At the outset, we note that “[t]he issues involving financial orders are entirely interwoven. The rendering of a judgment in a complicated dissolution case is a carefully crafted mosaic, each element of which may be dependent on the other.” (Internal quotation marks omitted.) Sunbury v. Sunbury, 210 Conn. 170, 175, 553 A.2d 612 (1989). Furthermore, trial courts are endowed with broad discretion to distribute property in connection with a dissolution of marriage. Bornemann v. Bornemann, 245 Conn. 508, 531-32, 752 A.2d 978 (1998). With those caveats in mind, we address in turn the three parts of the trial court’s financial award.

I

DISTRIBUTION OF MARITAL PROPERTY

Although a trial court is afforded broad discretion when distributing marital property, it must take into account several statutory factors. Lopiano v. Lopiano, 247 Conn. 356, 374-75, 752 A.2d 1000 (1998). These *355factors, enumerated in General Statutes § 46b-81,7 include “the age, health, station, occupation, amount and sources of income, vocational skills, employability . . . and needs of each of the parties . . . .” (Internal quotation marks omitted.) Lopiano v. Lopiano, supra, 375. Although the trial court “need not give each factor equal weight ... or recite the statutory criteria that it considered in making its decision or make express findings as to each statutory factor,” it must take each into account. (Internal quotation marks omitted.) Id.
+===+
Quote the passage on dividing marital property from "DISTRIBUTION OF MARITAL" to "marks omitted.) Id.". The material that comes next has no connection to the passage on dividing marital property.

| Information shown |
+===+
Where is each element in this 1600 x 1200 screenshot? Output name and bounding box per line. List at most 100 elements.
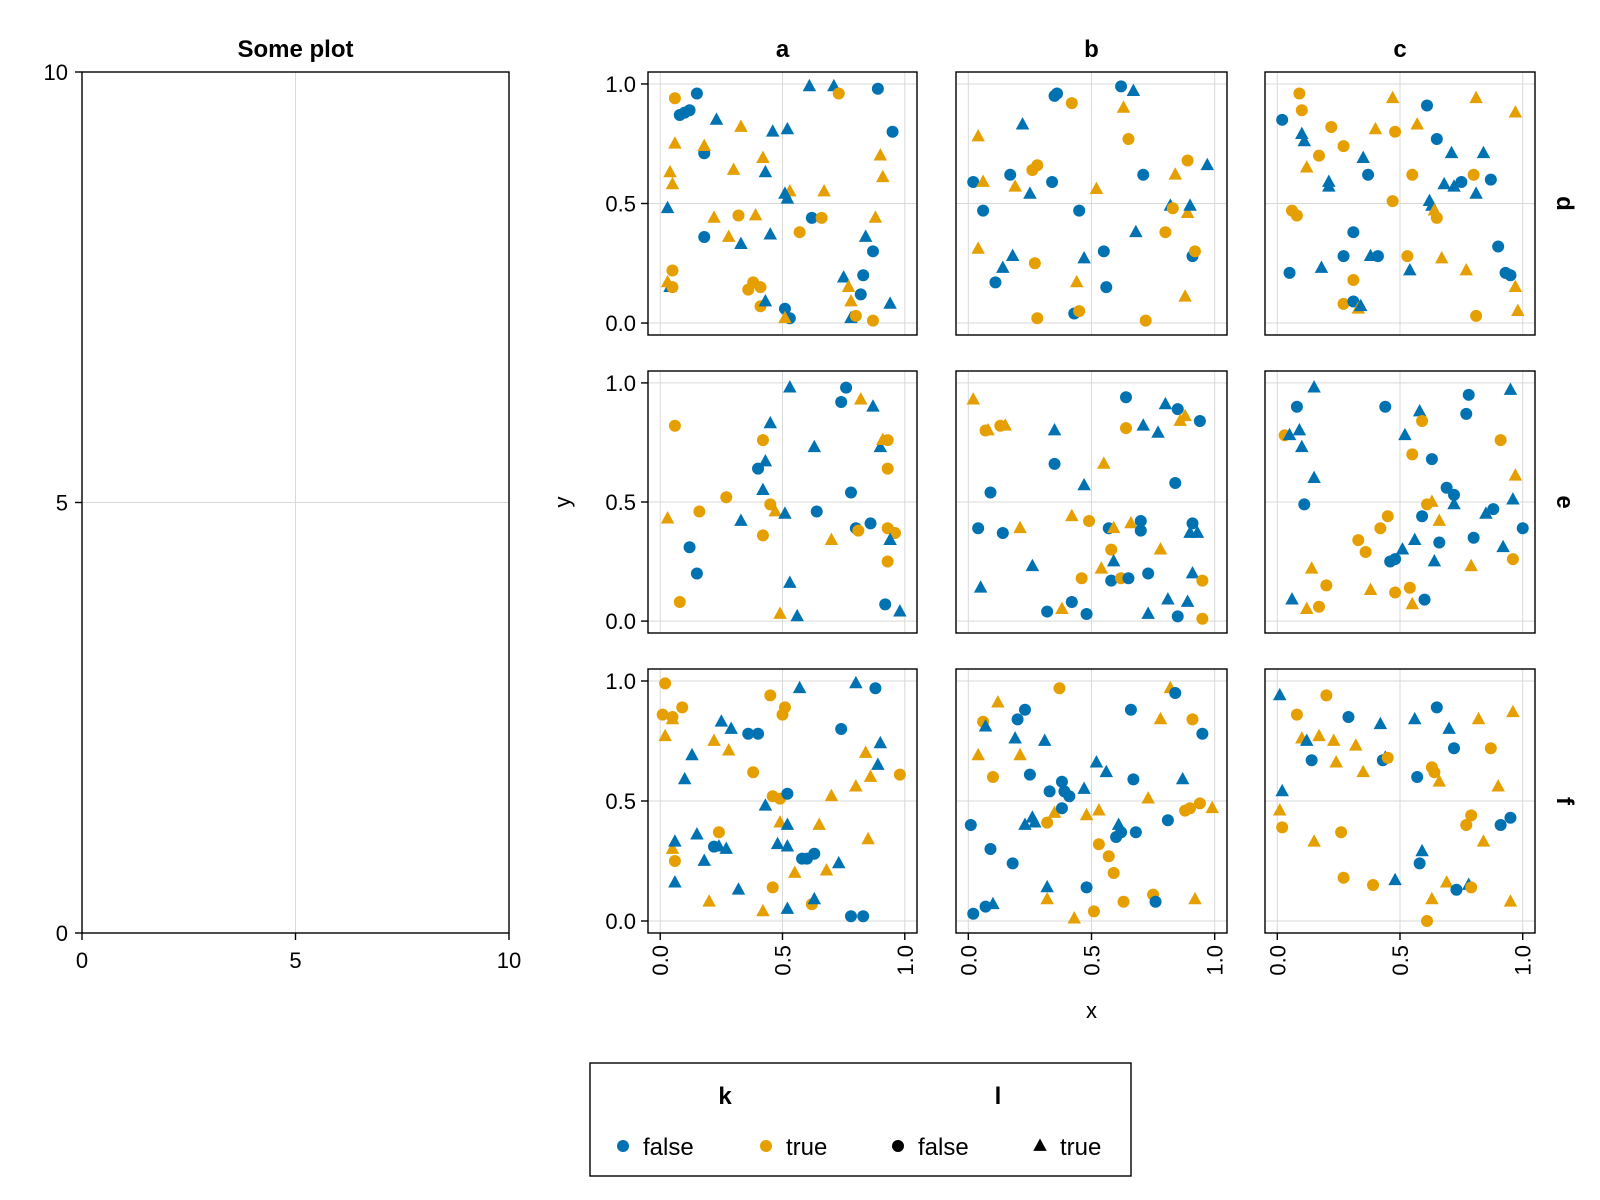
+===+
| Written reply |
DISTRIBUTION OF MARITAL PROPERTY

Although a trial court is afforded broad discretion when distributing marital property, it must take into account several statutory factors. Lopiano v. Lopiano, 247 Conn. 356, 374-75, 752 A.2d 1000 (1998). These *355factors, enumerated in General Statutes § 46b-81,7 include “the age, health, station, occupation, amount and sources of income, vocational skills, employability . . . and needs of each of the parties . . . .” (Internal quotation marks omitted.) Lopiano v. Lopiano, supra, 375. Although the trial court “need not give each factor equal weight ... or recite the statutory criteria that it considered in making its decision or make express findings as to each statutory factor,” it must take each into account. (Internal quotation marks omitted.) Id.